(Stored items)
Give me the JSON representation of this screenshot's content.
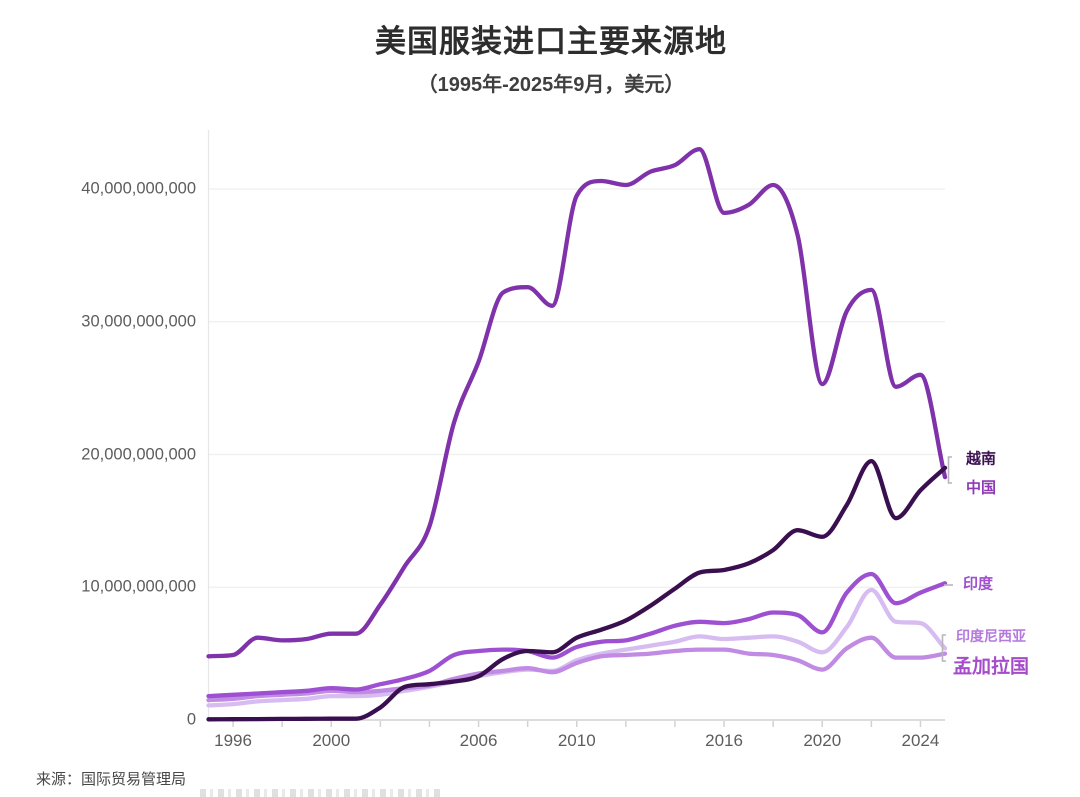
{
  "header": {
    "title": "美国服装进口主要来源地",
    "subtitle": "（1995年-2025年9月，美元）"
  },
  "footer": {
    "source": "来源：国际贸易管理局"
  },
  "chart_data": {
    "type": "line",
    "title": "美国服装进口主要来源地",
    "subtitle": "（1995年-2025年9月，美元）",
    "unit": "美元",
    "x": [
      1995,
      1996,
      1997,
      1998,
      1999,
      2000,
      2001,
      2002,
      2003,
      2004,
      2005,
      2006,
      2007,
      2008,
      2009,
      2010,
      2011,
      2012,
      2013,
      2014,
      2015,
      2016,
      2017,
      2018,
      2019,
      2020,
      2021,
      2022,
      2023,
      2024,
      2025
    ],
    "series": [
      {
        "key": "indonesia",
        "name": "印度尼西亚",
        "color": "#d6bcf0",
        "label_color": "#b478de",
        "label_size": 14,
        "values_billions": [
          1.1,
          1.2,
          1.4,
          1.5,
          1.6,
          1.8,
          1.8,
          1.9,
          2.2,
          2.5,
          2.9,
          3.3,
          3.6,
          3.8,
          3.7,
          4.5,
          5.0,
          5.3,
          5.6,
          5.9,
          6.3,
          6.1,
          6.2,
          6.3,
          5.9,
          5.1,
          7.0,
          9.8,
          7.4,
          7.3,
          5.4
        ]
      },
      {
        "key": "bangladesh",
        "name": "孟加拉国",
        "color": "#c18ae3",
        "label_color": "#a54ccb",
        "label_size": 19,
        "values_billions": [
          1.5,
          1.6,
          1.8,
          1.9,
          2.0,
          2.2,
          2.1,
          2.2,
          2.4,
          2.6,
          3.1,
          3.5,
          3.7,
          3.9,
          3.6,
          4.3,
          4.8,
          4.9,
          5.0,
          5.2,
          5.3,
          5.3,
          5.0,
          4.9,
          4.5,
          3.8,
          5.4,
          6.2,
          4.7,
          4.7,
          5.0
        ]
      },
      {
        "key": "india",
        "name": "印度",
        "color": "#9d50d2",
        "label_color": "#a04fd0",
        "label_size": 15,
        "values_billions": [
          1.8,
          1.9,
          2.0,
          2.1,
          2.2,
          2.4,
          2.3,
          2.7,
          3.1,
          3.7,
          4.9,
          5.2,
          5.3,
          5.2,
          4.7,
          5.5,
          5.9,
          6.0,
          6.5,
          7.1,
          7.4,
          7.3,
          7.6,
          8.1,
          7.9,
          6.6,
          9.6,
          11.0,
          8.8,
          9.6,
          10.3
        ]
      },
      {
        "key": "china",
        "name": "中国",
        "color": "#8032ab",
        "label_color": "#8d3ab4",
        "label_size": 15,
        "values_billions": [
          4.8,
          4.9,
          6.2,
          6.0,
          6.1,
          6.5,
          6.5,
          8.7,
          11.6,
          14.6,
          22.4,
          27.0,
          32.2,
          32.6,
          31.2,
          39.5,
          40.6,
          40.3,
          41.3,
          41.8,
          43.0,
          38.2,
          38.8,
          40.3,
          36.5,
          25.3,
          30.8,
          32.4,
          25.1,
          26.0,
          18.3
        ]
      },
      {
        "key": "vietnam",
        "name": "越南",
        "color": "#3a0f4f",
        "label_color": "#3d1253",
        "label_size": 15,
        "values_billions": [
          0.05,
          0.06,
          0.07,
          0.08,
          0.09,
          0.1,
          0.1,
          0.95,
          2.5,
          2.7,
          2.9,
          3.3,
          4.6,
          5.2,
          5.1,
          6.2,
          6.8,
          7.5,
          8.6,
          9.9,
          11.1,
          11.3,
          11.8,
          12.8,
          14.3,
          13.8,
          16.2,
          19.5,
          15.2,
          17.3,
          19.0
        ]
      }
    ],
    "ylim_billions": [
      0,
      44
    ],
    "yticks_billions": [
      0,
      10,
      20,
      30,
      40
    ],
    "ytick_labels": [
      "0",
      "10,000,000,000",
      "20,000,000,000",
      "30,000,000,000",
      "40,000,000,000"
    ],
    "xtick_labeled_years": [
      "1996",
      "2000",
      "2006",
      "2010",
      "2016",
      "2020",
      "2024"
    ],
    "xtick_minor_step_years": 2,
    "grid": "horizontal",
    "legend_position": "right-end-labels",
    "end_bracket_color": "#b9b3bf"
  }
}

■ **What is asked**
Copy the whole of the material above exactly, but not its images.

■ **In response**
Give me the JSON representation of this screenshot's content.
{
  "header": {
    "title": "美国服装进口主要来源地",
    "subtitle": "（1995年-2025年9月，美元）"
  },
  "footer": {
    "source": "来源：国际贸易管理局"
  },
  "chart_data": {
    "type": "line",
    "title": "美国服装进口主要来源地",
    "subtitle": "（1995年-2025年9月，美元）",
    "unit": "美元",
    "x": [
      1995,
      1996,
      1997,
      1998,
      1999,
      2000,
      2001,
      2002,
      2003,
      2004,
      2005,
      2006,
      2007,
      2008,
      2009,
      2010,
      2011,
      2012,
      2013,
      2014,
      2015,
      2016,
      2017,
      2018,
      2019,
      2020,
      2021,
      2022,
      2023,
      2024,
      2025
    ],
    "series": [
      {
        "key": "indonesia",
        "name": "印度尼西亚",
        "color": "#d6bcf0",
        "label_color": "#b478de",
        "label_size": 14,
        "values_billions": [
          1.1,
          1.2,
          1.4,
          1.5,
          1.6,
          1.8,
          1.8,
          1.9,
          2.2,
          2.5,
          2.9,
          3.3,
          3.6,
          3.8,
          3.7,
          4.5,
          5.0,
          5.3,
          5.6,
          5.9,
          6.3,
          6.1,
          6.2,
          6.3,
          5.9,
          5.1,
          7.0,
          9.8,
          7.4,
          7.3,
          5.4
        ]
      },
      {
        "key": "bangladesh",
        "name": "孟加拉国",
        "color": "#c18ae3",
        "label_color": "#a54ccb",
        "label_size": 19,
        "values_billions": [
          1.5,
          1.6,
          1.8,
          1.9,
          2.0,
          2.2,
          2.1,
          2.2,
          2.4,
          2.6,
          3.1,
          3.5,
          3.7,
          3.9,
          3.6,
          4.3,
          4.8,
          4.9,
          5.0,
          5.2,
          5.3,
          5.3,
          5.0,
          4.9,
          4.5,
          3.8,
          5.4,
          6.2,
          4.7,
          4.7,
          5.0
        ]
      },
      {
        "key": "india",
        "name": "印度",
        "color": "#9d50d2",
        "label_color": "#a04fd0",
        "label_size": 15,
        "values_billions": [
          1.8,
          1.9,
          2.0,
          2.1,
          2.2,
          2.4,
          2.3,
          2.7,
          3.1,
          3.7,
          4.9,
          5.2,
          5.3,
          5.2,
          4.7,
          5.5,
          5.9,
          6.0,
          6.5,
          7.1,
          7.4,
          7.3,
          7.6,
          8.1,
          7.9,
          6.6,
          9.6,
          11.0,
          8.8,
          9.6,
          10.3
        ]
      },
      {
        "key": "china",
        "name": "中国",
        "color": "#8032ab",
        "label_color": "#8d3ab4",
        "label_size": 15,
        "values_billions": [
          4.8,
          4.9,
          6.2,
          6.0,
          6.1,
          6.5,
          6.5,
          8.7,
          11.6,
          14.6,
          22.4,
          27.0,
          32.2,
          32.6,
          31.2,
          39.5,
          40.6,
          40.3,
          41.3,
          41.8,
          43.0,
          38.2,
          38.8,
          40.3,
          36.5,
          25.3,
          30.8,
          32.4,
          25.1,
          26.0,
          18.3
        ]
      },
      {
        "key": "vietnam",
        "name": "越南",
        "color": "#3a0f4f",
        "label_color": "#3d1253",
        "label_size": 15,
        "values_billions": [
          0.05,
          0.06,
          0.07,
          0.08,
          0.09,
          0.1,
          0.1,
          0.95,
          2.5,
          2.7,
          2.9,
          3.3,
          4.6,
          5.2,
          5.1,
          6.2,
          6.8,
          7.5,
          8.6,
          9.9,
          11.1,
          11.3,
          11.8,
          12.8,
          14.3,
          13.8,
          16.2,
          19.5,
          15.2,
          17.3,
          19.0
        ]
      }
    ],
    "ylim_billions": [
      0,
      44
    ],
    "yticks_billions": [
      0,
      10,
      20,
      30,
      40
    ],
    "ytick_labels": [
      "0",
      "10,000,000,000",
      "20,000,000,000",
      "30,000,000,000",
      "40,000,000,000"
    ],
    "xtick_labeled_years": [
      "1996",
      "2000",
      "2006",
      "2010",
      "2016",
      "2020",
      "2024"
    ],
    "xtick_minor_step_years": 2,
    "grid": "horizontal",
    "legend_position": "right-end-labels",
    "end_bracket_color": "#b9b3bf"
  }
}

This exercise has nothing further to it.